◆ WORK REQUIRED ◆
Copy whichever lines contain the string "兩手同時用第".

◆ PROVIDED INFORMATION ◆
'''

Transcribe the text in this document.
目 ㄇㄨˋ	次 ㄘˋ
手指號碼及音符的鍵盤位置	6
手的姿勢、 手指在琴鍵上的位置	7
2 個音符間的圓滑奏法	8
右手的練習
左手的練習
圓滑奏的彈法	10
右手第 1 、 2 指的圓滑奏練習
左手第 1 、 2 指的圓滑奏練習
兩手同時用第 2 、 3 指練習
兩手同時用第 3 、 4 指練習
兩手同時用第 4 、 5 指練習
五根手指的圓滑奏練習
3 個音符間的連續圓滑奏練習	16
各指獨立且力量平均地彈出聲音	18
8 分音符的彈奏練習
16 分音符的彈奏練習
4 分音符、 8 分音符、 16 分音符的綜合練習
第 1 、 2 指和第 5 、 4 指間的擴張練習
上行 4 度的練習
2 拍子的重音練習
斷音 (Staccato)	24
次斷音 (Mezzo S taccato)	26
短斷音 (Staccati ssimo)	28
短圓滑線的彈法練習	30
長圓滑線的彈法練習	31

'''

◆ RESPONSE TO THIS TASK ◆
兩手同時用第 2 、 3 指練習
兩手同時用第 3 、 4 指練習
兩手同時用第 4 、 5 指練習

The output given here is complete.